**The request**:
Below are some entries. Copy each line that holds the string "icon".

— Start —

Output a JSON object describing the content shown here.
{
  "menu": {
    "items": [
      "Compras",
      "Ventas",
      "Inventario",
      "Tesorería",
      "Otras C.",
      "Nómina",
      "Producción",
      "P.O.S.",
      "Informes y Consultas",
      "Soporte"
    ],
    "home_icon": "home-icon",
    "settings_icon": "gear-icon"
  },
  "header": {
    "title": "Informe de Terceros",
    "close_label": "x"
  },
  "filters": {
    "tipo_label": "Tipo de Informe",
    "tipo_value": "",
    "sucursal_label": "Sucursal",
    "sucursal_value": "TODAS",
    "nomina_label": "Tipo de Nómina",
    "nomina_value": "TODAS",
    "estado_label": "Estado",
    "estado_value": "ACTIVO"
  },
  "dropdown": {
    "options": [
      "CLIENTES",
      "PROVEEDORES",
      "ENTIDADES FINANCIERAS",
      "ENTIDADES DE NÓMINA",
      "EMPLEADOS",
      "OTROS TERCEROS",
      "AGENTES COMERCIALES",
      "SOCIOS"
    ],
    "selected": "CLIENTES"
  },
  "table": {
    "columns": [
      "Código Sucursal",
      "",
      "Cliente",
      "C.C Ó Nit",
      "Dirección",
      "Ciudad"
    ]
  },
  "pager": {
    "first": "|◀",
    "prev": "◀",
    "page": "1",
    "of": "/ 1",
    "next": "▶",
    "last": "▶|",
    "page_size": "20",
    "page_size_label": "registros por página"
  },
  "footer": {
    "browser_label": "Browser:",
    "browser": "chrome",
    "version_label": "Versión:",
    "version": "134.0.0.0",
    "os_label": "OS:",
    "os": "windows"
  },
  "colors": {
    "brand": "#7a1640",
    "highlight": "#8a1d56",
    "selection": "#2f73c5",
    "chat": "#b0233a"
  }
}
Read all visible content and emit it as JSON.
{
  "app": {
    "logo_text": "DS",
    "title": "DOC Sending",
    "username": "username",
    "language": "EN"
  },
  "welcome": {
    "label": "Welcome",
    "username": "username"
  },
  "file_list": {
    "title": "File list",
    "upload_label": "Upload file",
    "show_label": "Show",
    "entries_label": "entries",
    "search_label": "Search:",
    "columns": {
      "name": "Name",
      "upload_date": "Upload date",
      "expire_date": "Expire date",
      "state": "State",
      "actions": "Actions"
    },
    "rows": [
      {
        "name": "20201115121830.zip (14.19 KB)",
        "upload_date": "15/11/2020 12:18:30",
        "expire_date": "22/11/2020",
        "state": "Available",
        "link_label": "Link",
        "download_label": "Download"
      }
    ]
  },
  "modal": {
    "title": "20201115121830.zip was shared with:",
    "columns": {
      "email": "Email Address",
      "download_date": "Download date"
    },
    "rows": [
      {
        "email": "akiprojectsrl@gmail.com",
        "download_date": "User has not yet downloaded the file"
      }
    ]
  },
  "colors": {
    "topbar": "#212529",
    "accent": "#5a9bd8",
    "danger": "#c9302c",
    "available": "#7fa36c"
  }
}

— End —

**Solution to the exercise**:
    "home_icon": "home-icon",
    "settings_icon": "gear-icon"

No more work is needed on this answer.